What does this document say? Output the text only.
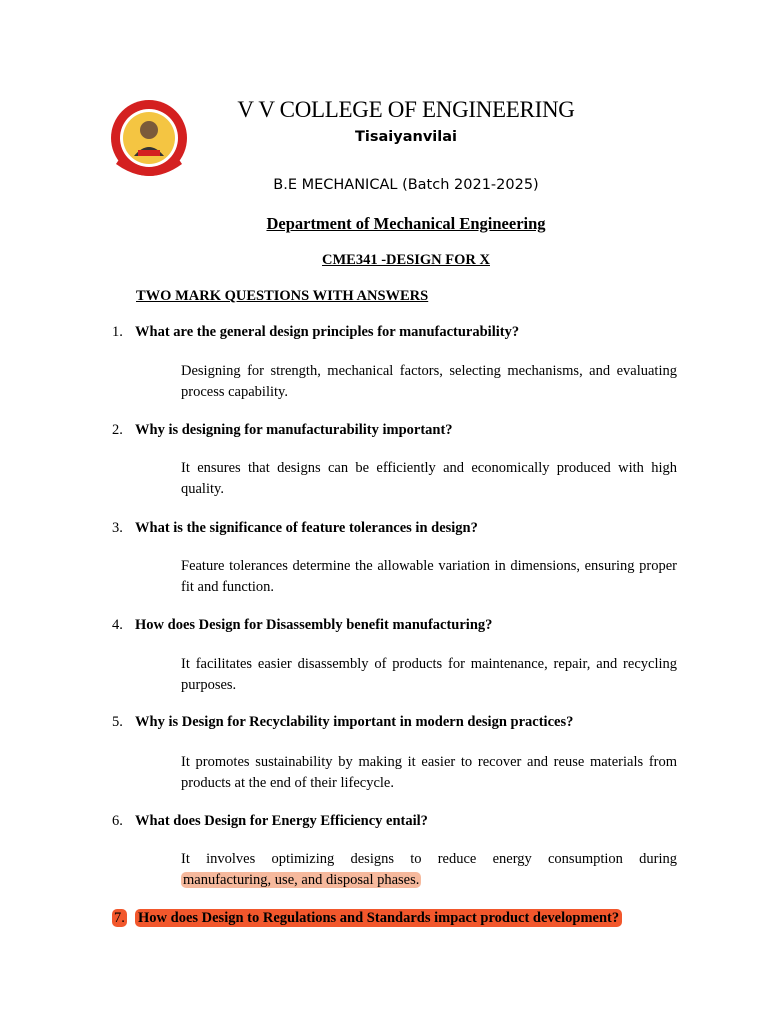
V V COLLEGE OF ENGINEERING
Tisaiyanvilai
B.E MECHANICAL (Batch 2021-2025)
Department of Mechanical Engineering
CME341 -DESIGN FOR X
TWO MARK QUESTIONS WITH ANSWERS
1. What are the general design principles for manufacturability?
Designing for strength, mechanical factors, selecting mechanisms, and evaluating process capability.
2. Why is designing for manufacturability important?
It ensures that designs can be efficiently and economically produced with high quality.
3. What is the significance of feature tolerances in design?
Feature tolerances determine the allowable variation in dimensions, ensuring proper fit and function.
4. How does Design for Disassembly benefit manufacturing?
It facilitates easier disassembly of products for maintenance, repair, and recycling purposes.
5. Why is Design for Recyclability important in modern design practices?
It promotes sustainability by making it easier to recover and reuse materials from products at the end of their lifecycle.
6. What does Design for Energy Efficiency entail?
It involves optimizing designs to reduce energy consumption during
manufacturing, use, and disposal phases.
7. How does Design to Regulations and Standards impact product development?
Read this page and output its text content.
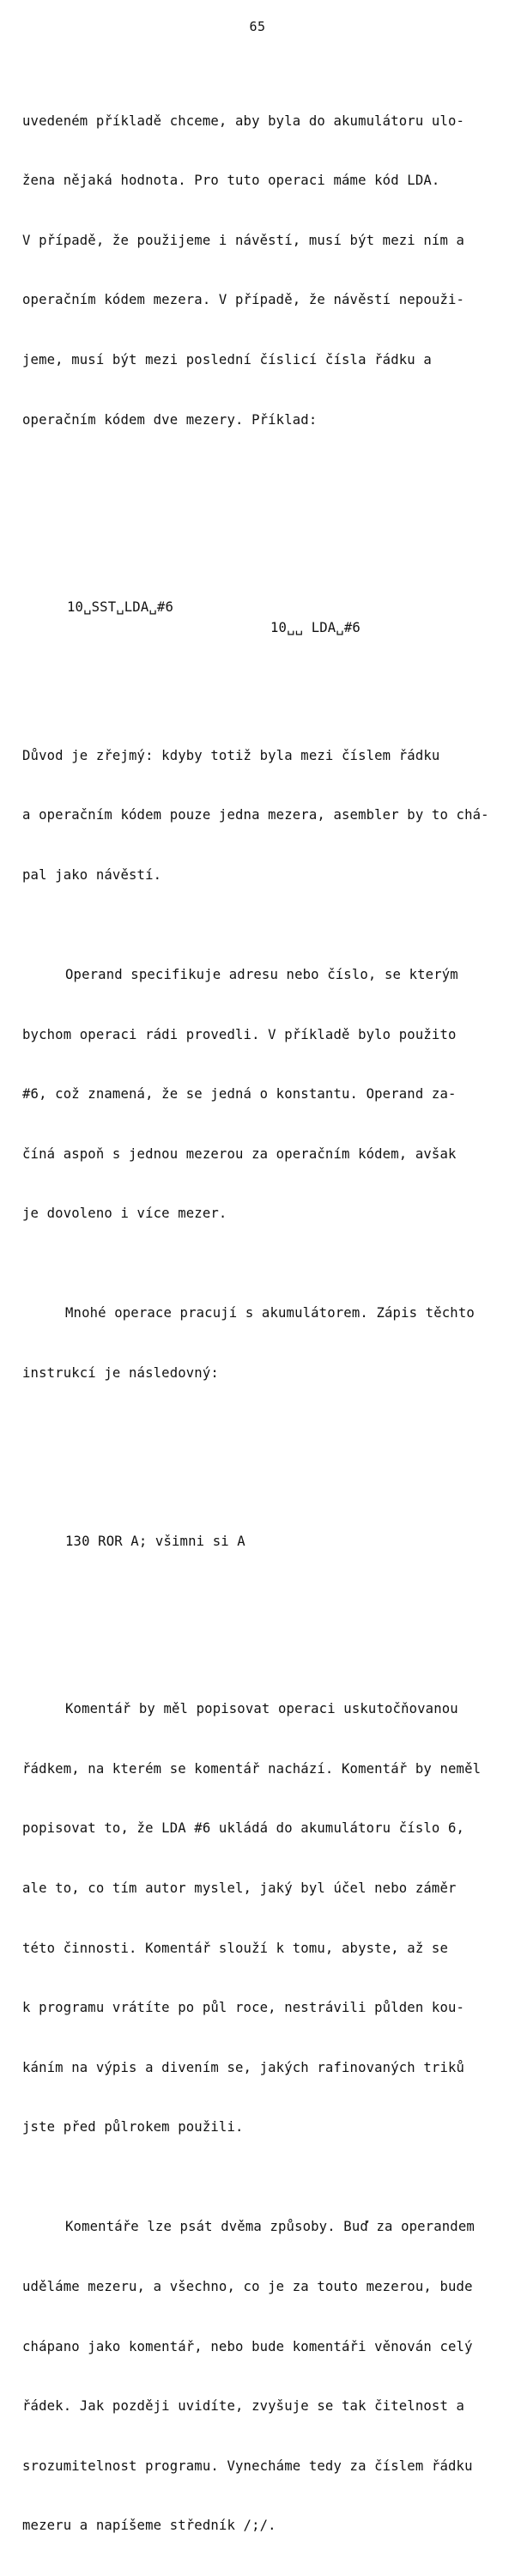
65

uvedeném příkladě chceme, aby byla do akumulátoru ulo-

žena nějaká hodnota. Pro tuto operaci máme kód LDA.

V případě, že použijeme i návěstí, musí být mezi ním a

operačním kódem mezera. V případě, že návěstí nepouži-

jeme, musí být mezi poslední číslicí čísla řádku a

operačním kódem dve mezery. Příklad:

10␣SST␣LDA␣#6

10␣␣ LDA␣#6

Důvod je zřejmý: kdyby totiž byla mezi číslem řádku

a operačním kódem pouze jedna mezera, asembler by to chá-

pal jako návěstí.

Operand specifikuje adresu nebo číslo, se kterým

bychom operaci rádi provedli. V příkladě bylo použito

#6, což znamená, že se jedná o konstantu. Operand za-

číná aspoň s jednou mezerou za operačním kódem, avšak

je dovoleno i více mezer.

Mnohé operace pracují s akumulátorem. Zápis těchto

instrukcí je následovný:

130 ROR A; všimni si A

Komentář by měl popisovat operaci uskutočňovanou

řádkem, na kterém se komentář nachází. Komentář by neměl

popisovat to, že LDA #6 ukládá do akumulátoru číslo 6,

ale to, co tím autor myslel, jaký byl účel nebo záměr

této činnosti. Komentář slouží k tomu, abyste, až se

k programu vrátíte po půl roce, nestrávili půlden kou-

káním na výpis a divením se, jakých rafinovaných triků

jste před půlrokem použili.

Komentáře lze psát dvěma způsoby. Buď za operandem

uděláme mezeru, a všechno, co je za touto mezerou, bude

chápano jako komentář, nebo bude komentáři věnován celý

řádek. Jak později uvidíte, zvyšuje se tak čitelnost a

srozumitelnost programu. Vynecháme tedy za číslem řádku

mezeru a napíšeme středník /;/.
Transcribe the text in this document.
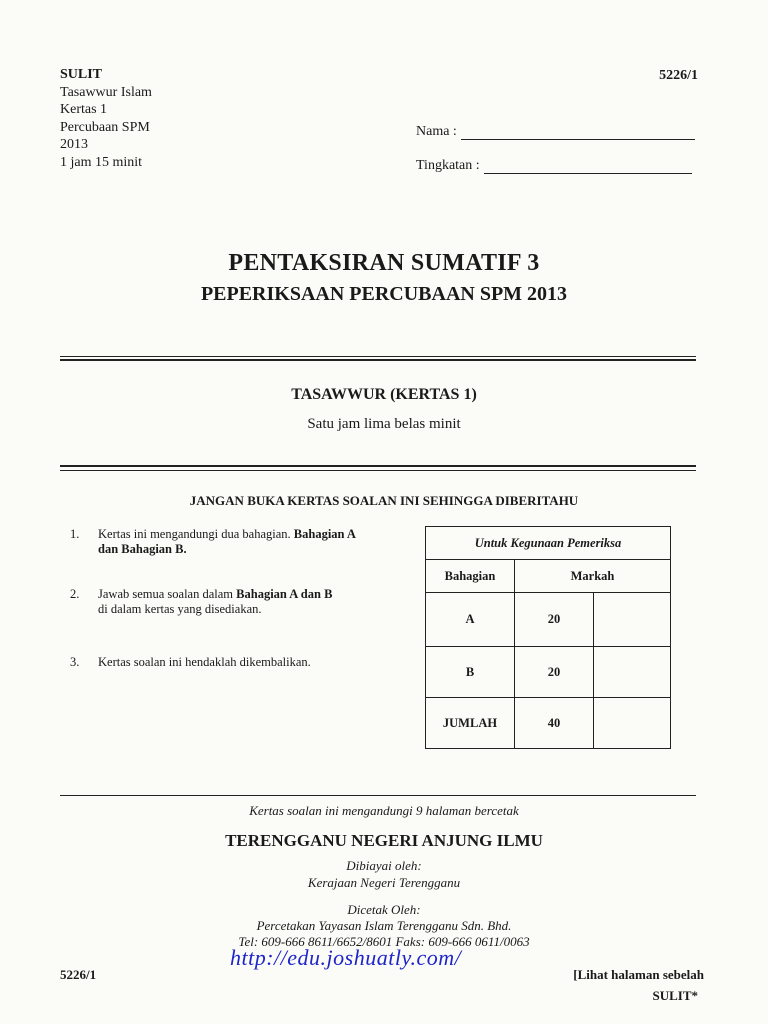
SULIT
Tasawwur Islam
Kertas 1
Percubaan SPM
2013
1 jam 15 minit
5226/1
Nama :
Tingkatan :
PENTAKSIRAN SUMATIF 3
PEPERIKSAAN PERCUBAAN SPM 2013
TASAWWUR (KERTAS 1)
Satu jam lima belas minit
JANGAN BUKA KERTAS SOALAN INI SEHINGGA DIBERITAHU
1. Kertas ini mengandungi dua bahagian. Bahagian A
dan Bahagian B.
2. Jawab semua soalan dalam Bahagian A dan B
di dalam kertas yang disediakan.
3. Kertas soalan ini hendaklah dikembalikan.
Untuk Kegunaan Pemeriksa	
Bahagian	Markah
A	20

B	20

JUMLAH	40
Kertas soalan ini mengandungi 9 halaman bercetak
TERENGGANU NEGERI ANJUNG ILMU
Dibiayai oleh:
Kerajaan Negeri Terengganu
Dicetak Oleh:
Percetakan Yayasan Islam Terengganu Sdn. Bhd.
Tel: 609-666 8611/6652/8601 Faks: 609-666 0611/0063
5226/1
http://edu.joshuatly.com/
[Lihat halaman sebelah
SULIT*
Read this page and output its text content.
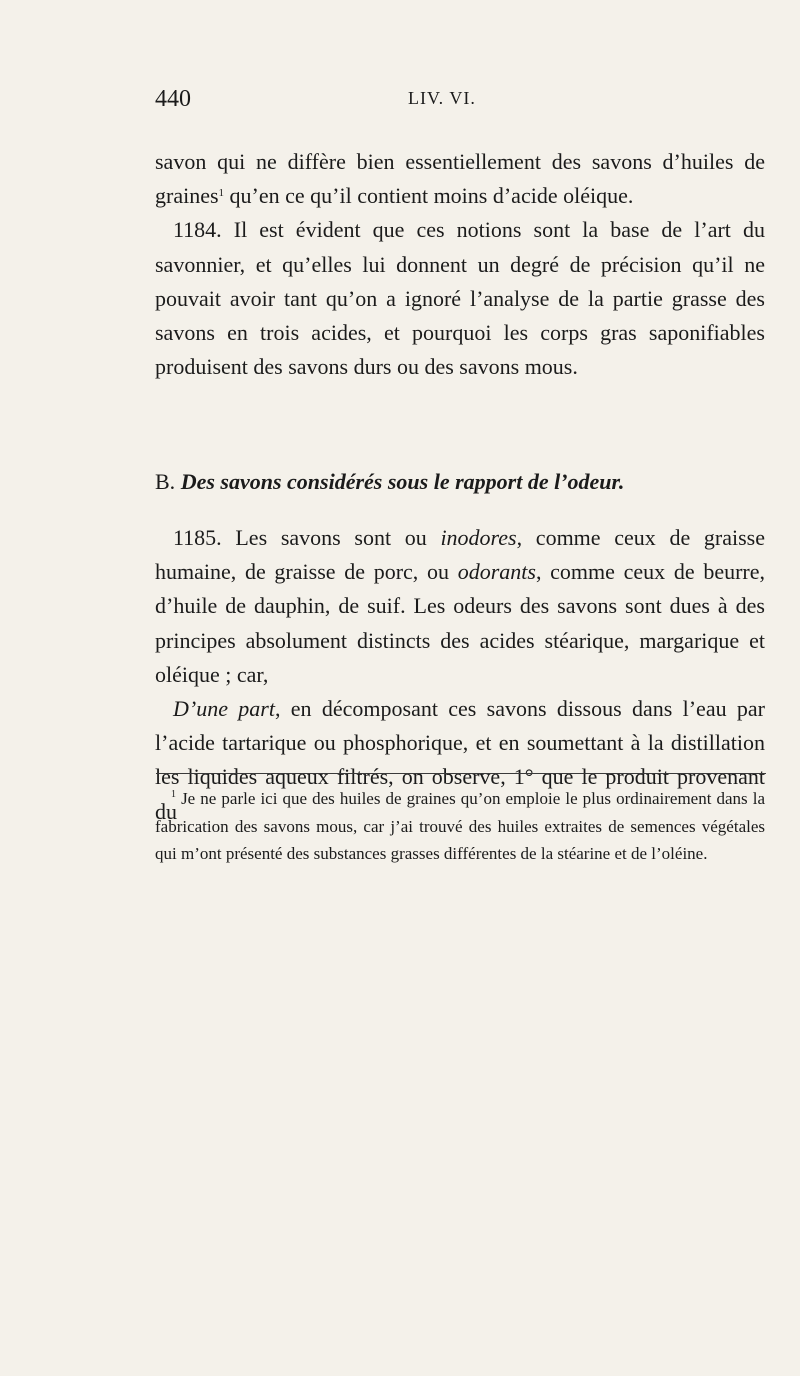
440	LIV. VI.

savon qui ne diffère bien essentiellement des savons d’huiles de graines$^1$ qu’en ce qu’il contient moins d’acide oléique.

1184. Il est évident que ces notions sont la base de l’art du savonnier, et qu’elles lui donnent un degré de précision qu’il ne pouvait avoir tant qu’on a ignoré l’analyse de la partie grasse des savons en trois acides, et pourquoi les corps gras saponifiables produisent des savons durs ou des savons mous.

B. Des savons considérés sous le rapport de l’odeur.

1185. Les savons sont ou inodores, comme ceux de graisse humaine, de graisse de porc, ou odorants, comme ceux de beurre, d’huile de dauphin, de suif. Les odeurs des savons sont dues à des principes absolument distincts des acides stéarique, margarique et oléique ; car,

D’une part, en décomposant ces savons dissous dans l’eau par l’acide tartarique ou phosphorique, et en soumettant à la distillation les liquides aqueux filtrés, on observe, 1° que le produit provenant du

$^1$ Je ne parle ici que des huiles de graines qu’on emploie le plus ordinairement dans la fabrication des savons mous, car j’ai trouvé des huiles extraites de semences végétales qui m’ont présenté des substances grasses différentes de la stéarine et de l’oléine.
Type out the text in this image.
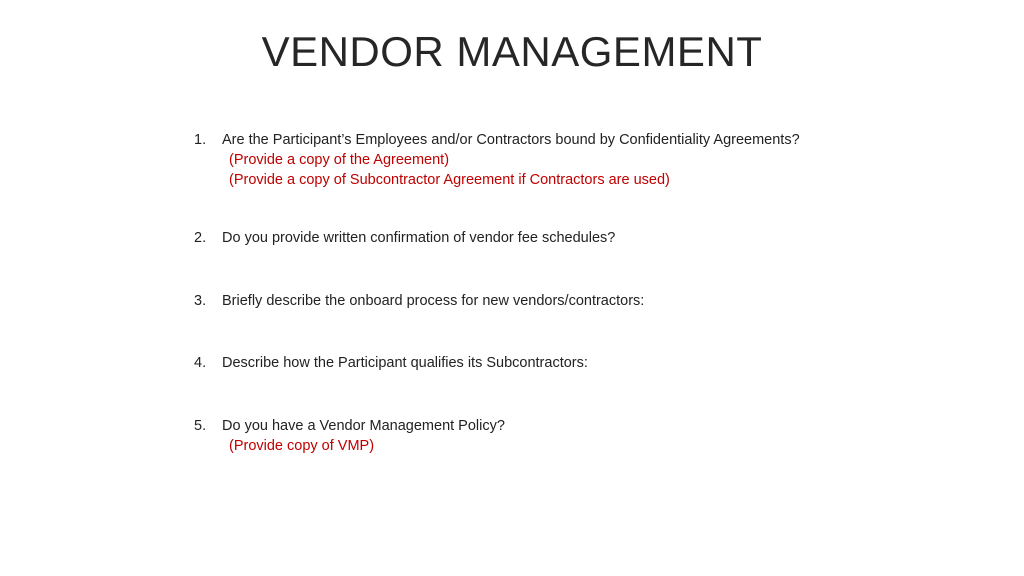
VENDOR MANAGEMENT
1.	Are the Participant’s Employees and/or Contractors bound by Confidentiality Agreements?
(Provide a copy of the Agreement)
(Provide a copy of Subcontractor Agreement if Contractors are used)
2.	Do you provide written confirmation of vendor fee schedules?
3.	Briefly describe the onboard process for new vendors/contractors:
4.	Describe how the Participant qualifies its Subcontractors:
5.	Do you have a Vendor Management Policy?
(Provide copy of VMP)
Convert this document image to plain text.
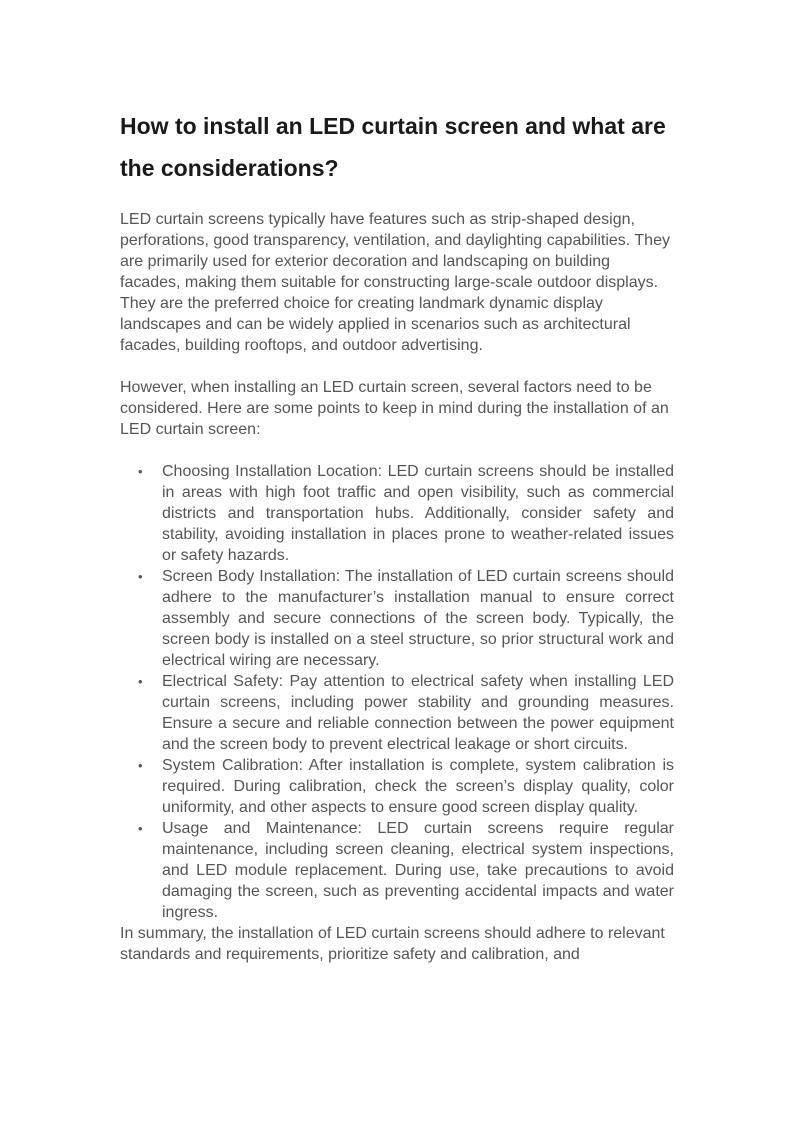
How to install an LED curtain screen and what are the considerations?

LED curtain screens typically have features such as strip-shaped design, perforations, good transparency, ventilation, and daylighting capabilities. They are primarily used for exterior decoration and landscaping on building facades, making them suitable for constructing large-scale outdoor displays. They are the preferred choice for creating landmark dynamic display landscapes and can be widely applied in scenarios such as architectural facades, building rooftops, and outdoor advertising.

However, when installing an LED curtain screen, several factors need to be considered. Here are some points to keep in mind during the installation of an LED curtain screen:

• Choosing Installation Location: LED curtain screens should be installed in areas with high foot traffic and open visibility, such as commercial districts and transportation hubs. Additionally, consider safety and stability, avoiding installation in places prone to weather-related issues or safety hazards.
• Screen Body Installation: The installation of LED curtain screens should adhere to the manufacturer’s installation manual to ensure correct assembly and secure connections of the screen body. Typically, the screen body is installed on a steel structure, so prior structural work and electrical wiring are necessary.
• Electrical Safety: Pay attention to electrical safety when installing LED curtain screens, including power stability and grounding measures. Ensure a secure and reliable connection between the power equipment and the screen body to prevent electrical leakage or short circuits.
• System Calibration: After installation is complete, system calibration is required. During calibration, check the screen’s display quality, color uniformity, and other aspects to ensure good screen display quality.
• Usage and Maintenance: LED curtain screens require regular maintenance, including screen cleaning, electrical system inspections, and LED module replacement. During use, take precautions to avoid damaging the screen, such as preventing accidental impacts and water ingress.

In summary, the installation of LED curtain screens should adhere to relevant standards and requirements, prioritize safety and calibration, and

▸ Short task:
Search the records for the string "mezi" and return every line in which it occurs.

▸ Answer for this exercise:
V případě, že použijeme i návěstí, musí být mezi ním a
jeme, musí být mezi poslední číslicí čísla řádku a
Důvod je zřejmý: kdyby totiž byla mezi číslem řádku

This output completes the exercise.